** WORK TO COMPLETE **
Copy the items starting at the line containing "tick: 2001: [153, 340, 177, 360]" and ending at the line containing "tick-label: 2006: [306, 348, 330, 360]", both included, with every character unchanged.

══ MATERIAL FOR THIS EXERCISE ══

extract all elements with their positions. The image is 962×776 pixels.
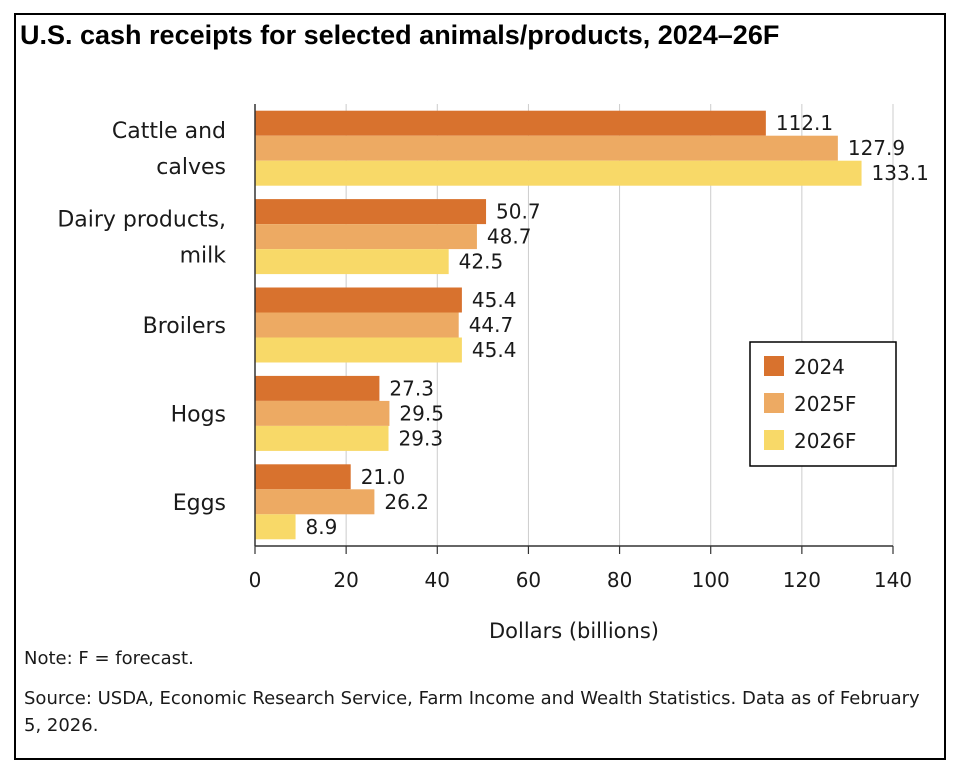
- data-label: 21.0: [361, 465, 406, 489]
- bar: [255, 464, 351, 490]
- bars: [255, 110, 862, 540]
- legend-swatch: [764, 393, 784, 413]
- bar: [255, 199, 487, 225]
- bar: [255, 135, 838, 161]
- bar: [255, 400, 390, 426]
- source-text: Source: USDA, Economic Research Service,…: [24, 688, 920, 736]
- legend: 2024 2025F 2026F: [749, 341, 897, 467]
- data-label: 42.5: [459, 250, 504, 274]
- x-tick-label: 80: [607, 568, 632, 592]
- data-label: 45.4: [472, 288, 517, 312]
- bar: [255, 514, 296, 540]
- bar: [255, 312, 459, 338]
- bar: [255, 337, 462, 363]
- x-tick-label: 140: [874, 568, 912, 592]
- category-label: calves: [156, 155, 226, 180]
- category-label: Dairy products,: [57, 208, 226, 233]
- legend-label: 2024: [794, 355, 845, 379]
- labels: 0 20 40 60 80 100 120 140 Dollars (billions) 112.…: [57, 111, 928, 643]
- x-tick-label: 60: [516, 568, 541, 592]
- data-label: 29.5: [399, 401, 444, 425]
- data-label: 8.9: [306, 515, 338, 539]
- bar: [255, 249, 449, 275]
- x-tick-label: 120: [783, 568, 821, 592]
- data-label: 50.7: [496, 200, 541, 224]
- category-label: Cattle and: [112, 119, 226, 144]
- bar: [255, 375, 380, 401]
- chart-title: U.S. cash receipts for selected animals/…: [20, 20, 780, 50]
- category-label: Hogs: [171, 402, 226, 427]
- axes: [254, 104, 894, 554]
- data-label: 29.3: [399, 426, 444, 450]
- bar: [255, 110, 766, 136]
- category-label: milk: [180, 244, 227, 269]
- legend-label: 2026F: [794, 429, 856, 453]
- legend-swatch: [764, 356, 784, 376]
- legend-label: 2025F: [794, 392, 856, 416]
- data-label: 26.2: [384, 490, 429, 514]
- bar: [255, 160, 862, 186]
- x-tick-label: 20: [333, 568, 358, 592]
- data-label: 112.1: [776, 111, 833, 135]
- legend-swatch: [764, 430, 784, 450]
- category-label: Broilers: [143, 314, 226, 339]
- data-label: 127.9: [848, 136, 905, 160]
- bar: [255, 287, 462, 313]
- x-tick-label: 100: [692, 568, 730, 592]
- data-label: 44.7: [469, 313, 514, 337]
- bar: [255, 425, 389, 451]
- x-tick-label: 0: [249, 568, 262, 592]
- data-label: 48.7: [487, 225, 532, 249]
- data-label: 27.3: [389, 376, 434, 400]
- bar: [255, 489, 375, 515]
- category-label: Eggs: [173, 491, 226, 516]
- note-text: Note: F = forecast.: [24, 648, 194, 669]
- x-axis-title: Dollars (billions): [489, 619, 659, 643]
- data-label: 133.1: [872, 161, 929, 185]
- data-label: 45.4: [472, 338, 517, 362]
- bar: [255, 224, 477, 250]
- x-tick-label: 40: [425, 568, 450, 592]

═══
══ MATERIAL FOR THIS EXERCISE ══

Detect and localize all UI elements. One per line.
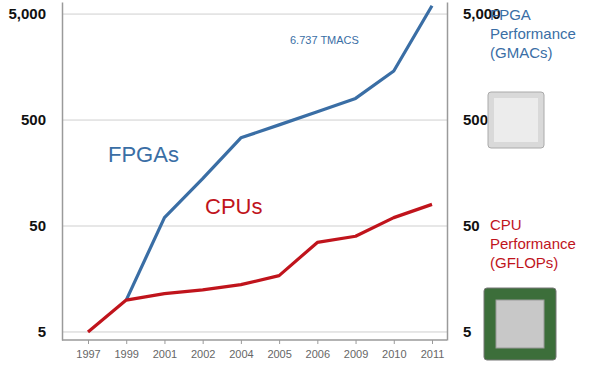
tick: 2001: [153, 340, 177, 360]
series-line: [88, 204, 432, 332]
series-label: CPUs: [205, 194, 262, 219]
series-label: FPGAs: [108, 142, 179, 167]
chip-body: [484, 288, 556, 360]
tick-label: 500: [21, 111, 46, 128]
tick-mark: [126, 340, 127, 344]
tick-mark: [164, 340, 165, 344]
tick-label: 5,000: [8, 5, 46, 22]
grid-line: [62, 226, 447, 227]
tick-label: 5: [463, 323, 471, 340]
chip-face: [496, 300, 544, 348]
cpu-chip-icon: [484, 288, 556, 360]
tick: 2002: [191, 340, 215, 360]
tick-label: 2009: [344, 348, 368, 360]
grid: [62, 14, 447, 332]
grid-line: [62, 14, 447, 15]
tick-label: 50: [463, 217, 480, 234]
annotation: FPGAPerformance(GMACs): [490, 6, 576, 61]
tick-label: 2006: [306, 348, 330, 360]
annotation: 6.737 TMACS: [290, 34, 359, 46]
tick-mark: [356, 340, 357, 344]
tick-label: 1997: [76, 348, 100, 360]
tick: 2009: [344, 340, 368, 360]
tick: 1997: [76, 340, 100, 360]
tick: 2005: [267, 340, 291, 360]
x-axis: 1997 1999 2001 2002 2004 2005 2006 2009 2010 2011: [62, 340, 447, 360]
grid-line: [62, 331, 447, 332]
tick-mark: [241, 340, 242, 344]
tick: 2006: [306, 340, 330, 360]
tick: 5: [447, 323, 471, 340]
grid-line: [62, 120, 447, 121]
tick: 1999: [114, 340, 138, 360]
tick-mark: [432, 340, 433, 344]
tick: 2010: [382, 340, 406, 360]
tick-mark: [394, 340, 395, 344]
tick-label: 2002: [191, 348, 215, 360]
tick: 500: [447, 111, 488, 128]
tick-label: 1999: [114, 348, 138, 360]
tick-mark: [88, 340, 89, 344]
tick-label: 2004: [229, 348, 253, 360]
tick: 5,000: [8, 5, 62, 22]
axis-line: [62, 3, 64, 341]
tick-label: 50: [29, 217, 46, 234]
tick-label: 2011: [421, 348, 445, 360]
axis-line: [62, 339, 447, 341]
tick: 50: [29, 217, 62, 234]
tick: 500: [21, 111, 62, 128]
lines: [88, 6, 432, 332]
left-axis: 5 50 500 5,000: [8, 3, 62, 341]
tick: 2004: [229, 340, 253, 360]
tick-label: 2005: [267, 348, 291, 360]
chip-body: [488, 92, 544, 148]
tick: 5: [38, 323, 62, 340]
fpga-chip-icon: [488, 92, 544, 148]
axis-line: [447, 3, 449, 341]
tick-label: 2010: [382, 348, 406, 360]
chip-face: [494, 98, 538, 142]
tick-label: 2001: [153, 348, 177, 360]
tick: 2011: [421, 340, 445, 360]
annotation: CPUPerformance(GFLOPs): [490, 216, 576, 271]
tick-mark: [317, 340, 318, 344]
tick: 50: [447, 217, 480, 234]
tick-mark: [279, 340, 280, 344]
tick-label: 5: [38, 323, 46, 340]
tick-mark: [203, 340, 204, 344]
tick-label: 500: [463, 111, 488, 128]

═══

** TASK OUTPUT **
tick: 2001: [153, 340, 177, 360]
series-line: [88, 204, 432, 332]
series-label: CPUs: [205, 194, 262, 219]
series-label: FPGAs: [108, 142, 179, 167]
chip-body: [484, 288, 556, 360]
tick-label: 500: [21, 111, 46, 128]
tick-mark: [126, 340, 127, 344]
tick-mark: [164, 340, 165, 344]
tick-label: 5,000: [8, 5, 46, 22]
grid-line: [62, 226, 447, 227]
tick-label: 5: [463, 323, 471, 340]
chip-face: [496, 300, 544, 348]
cpu-chip-icon: [484, 288, 556, 360]
tick: 2002: [191, 340, 215, 360]
tick-label: 2009: [344, 348, 368, 360]
grid: [62, 14, 447, 332]
grid-line: [62, 14, 447, 15]
tick-label: 50: [463, 217, 480, 234]
annotation: FPGAPerformance(GMACs): [490, 6, 576, 61]
tick-label: 2006: [306, 348, 330, 360]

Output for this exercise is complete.